### RECORDS FOR THE EXERCISE
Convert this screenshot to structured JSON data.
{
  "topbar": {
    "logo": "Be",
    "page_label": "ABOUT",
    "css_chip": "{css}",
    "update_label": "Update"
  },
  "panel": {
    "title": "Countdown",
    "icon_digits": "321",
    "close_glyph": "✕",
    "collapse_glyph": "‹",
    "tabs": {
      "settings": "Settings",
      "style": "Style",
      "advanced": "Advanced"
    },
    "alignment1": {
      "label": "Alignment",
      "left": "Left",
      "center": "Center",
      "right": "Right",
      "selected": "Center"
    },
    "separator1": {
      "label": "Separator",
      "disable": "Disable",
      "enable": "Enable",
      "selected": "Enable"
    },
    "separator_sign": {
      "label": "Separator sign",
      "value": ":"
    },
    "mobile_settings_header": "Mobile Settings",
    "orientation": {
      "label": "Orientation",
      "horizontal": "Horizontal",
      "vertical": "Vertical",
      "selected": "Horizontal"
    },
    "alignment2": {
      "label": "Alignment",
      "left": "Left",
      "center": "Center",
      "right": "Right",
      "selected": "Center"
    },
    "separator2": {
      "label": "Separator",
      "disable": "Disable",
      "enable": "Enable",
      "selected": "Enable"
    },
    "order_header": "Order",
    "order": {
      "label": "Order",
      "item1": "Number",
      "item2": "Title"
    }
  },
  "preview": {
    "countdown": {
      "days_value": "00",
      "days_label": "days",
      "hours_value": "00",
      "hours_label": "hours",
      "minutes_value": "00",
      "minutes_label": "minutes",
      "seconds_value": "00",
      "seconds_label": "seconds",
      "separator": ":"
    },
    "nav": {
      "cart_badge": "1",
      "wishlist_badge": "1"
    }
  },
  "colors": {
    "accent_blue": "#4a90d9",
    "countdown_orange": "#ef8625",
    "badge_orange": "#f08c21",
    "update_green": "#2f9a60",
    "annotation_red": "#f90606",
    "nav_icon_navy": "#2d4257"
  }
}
######
### RECORDS FOR THE EXERCISE
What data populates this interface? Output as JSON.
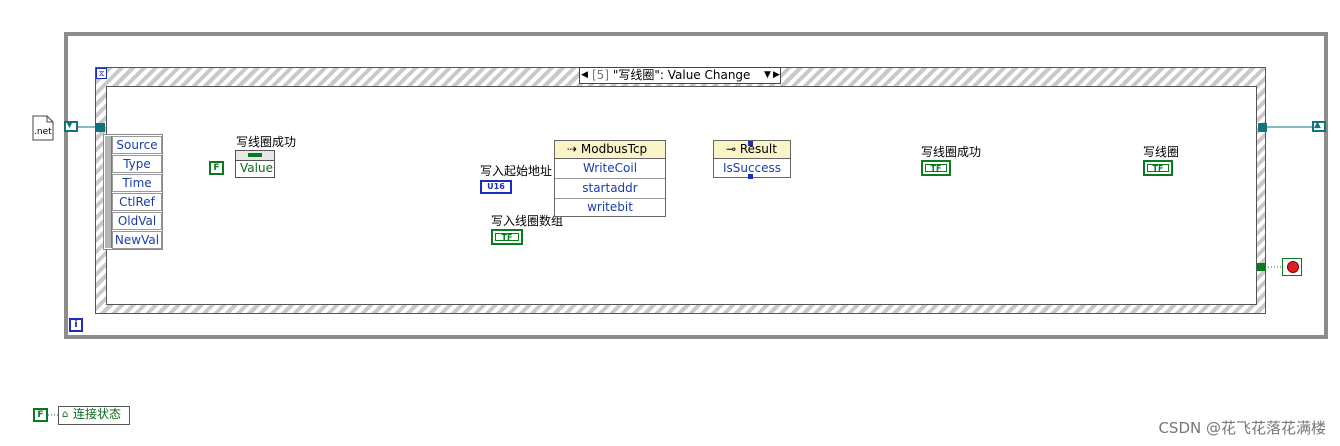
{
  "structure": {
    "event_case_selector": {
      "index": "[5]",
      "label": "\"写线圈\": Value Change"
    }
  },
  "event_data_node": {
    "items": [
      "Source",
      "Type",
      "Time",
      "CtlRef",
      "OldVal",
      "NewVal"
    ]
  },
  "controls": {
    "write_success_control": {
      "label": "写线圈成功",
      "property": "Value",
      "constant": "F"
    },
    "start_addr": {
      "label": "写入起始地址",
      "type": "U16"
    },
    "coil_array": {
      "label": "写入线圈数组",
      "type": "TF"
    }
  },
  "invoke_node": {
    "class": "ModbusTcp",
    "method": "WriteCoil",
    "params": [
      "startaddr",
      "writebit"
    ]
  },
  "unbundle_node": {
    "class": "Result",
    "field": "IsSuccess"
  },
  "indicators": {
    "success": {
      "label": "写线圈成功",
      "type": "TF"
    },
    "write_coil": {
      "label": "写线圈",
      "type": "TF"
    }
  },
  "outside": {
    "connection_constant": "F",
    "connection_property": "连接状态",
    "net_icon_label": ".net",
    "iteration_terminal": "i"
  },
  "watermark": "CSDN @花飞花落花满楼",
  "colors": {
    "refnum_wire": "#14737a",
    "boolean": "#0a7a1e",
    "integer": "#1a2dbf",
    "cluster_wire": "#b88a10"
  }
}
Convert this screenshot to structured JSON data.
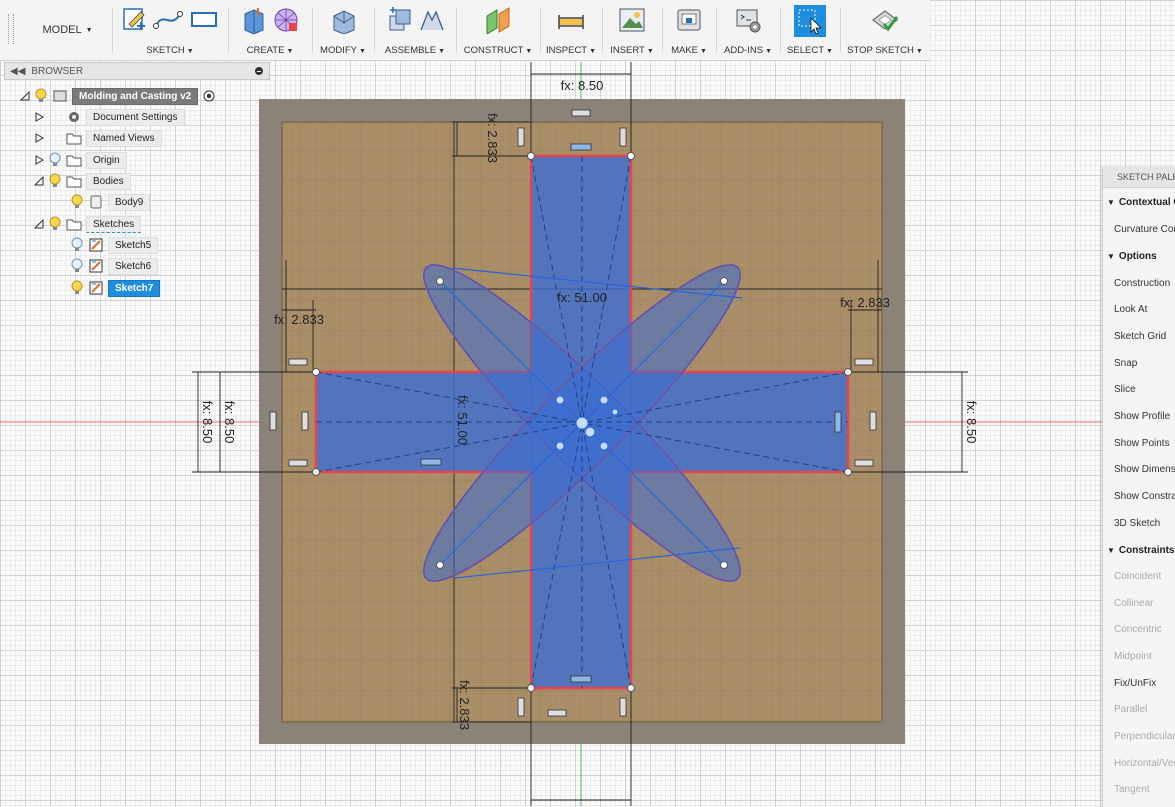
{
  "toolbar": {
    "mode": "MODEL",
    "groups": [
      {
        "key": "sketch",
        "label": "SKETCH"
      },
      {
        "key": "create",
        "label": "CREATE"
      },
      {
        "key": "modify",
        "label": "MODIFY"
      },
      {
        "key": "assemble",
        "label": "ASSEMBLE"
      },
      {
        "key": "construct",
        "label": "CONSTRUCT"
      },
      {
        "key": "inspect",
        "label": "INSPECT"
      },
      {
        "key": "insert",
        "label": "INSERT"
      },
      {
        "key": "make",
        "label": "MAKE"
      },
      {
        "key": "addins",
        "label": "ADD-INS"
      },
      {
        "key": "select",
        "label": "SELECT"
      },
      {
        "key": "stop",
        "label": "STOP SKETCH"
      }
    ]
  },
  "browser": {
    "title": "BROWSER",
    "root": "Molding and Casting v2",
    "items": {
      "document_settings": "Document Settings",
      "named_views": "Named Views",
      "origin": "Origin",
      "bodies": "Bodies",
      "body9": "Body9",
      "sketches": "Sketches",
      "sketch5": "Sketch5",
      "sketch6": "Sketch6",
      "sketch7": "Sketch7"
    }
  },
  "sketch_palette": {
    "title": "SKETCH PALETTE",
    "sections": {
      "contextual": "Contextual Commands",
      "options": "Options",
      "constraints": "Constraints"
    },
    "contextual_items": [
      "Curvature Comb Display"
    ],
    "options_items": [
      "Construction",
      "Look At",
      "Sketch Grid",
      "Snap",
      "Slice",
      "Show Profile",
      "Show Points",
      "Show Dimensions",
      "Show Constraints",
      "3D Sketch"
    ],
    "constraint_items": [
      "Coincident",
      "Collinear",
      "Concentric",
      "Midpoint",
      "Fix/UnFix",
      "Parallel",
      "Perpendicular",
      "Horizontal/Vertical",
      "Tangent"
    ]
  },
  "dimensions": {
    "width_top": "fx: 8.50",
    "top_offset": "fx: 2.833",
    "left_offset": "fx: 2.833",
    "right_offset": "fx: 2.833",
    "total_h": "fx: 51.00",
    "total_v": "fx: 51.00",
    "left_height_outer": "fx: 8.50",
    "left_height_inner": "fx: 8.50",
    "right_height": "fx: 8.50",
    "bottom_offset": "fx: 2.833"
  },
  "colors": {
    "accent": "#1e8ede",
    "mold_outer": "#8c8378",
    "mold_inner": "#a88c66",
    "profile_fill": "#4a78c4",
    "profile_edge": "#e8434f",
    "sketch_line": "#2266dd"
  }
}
######
Take every line from the records above that has the word "Horizontal" and copy it.

      "horizontal": "Horizontal",
      "selected": "Horizontal"
      "Horizontal/Vertical",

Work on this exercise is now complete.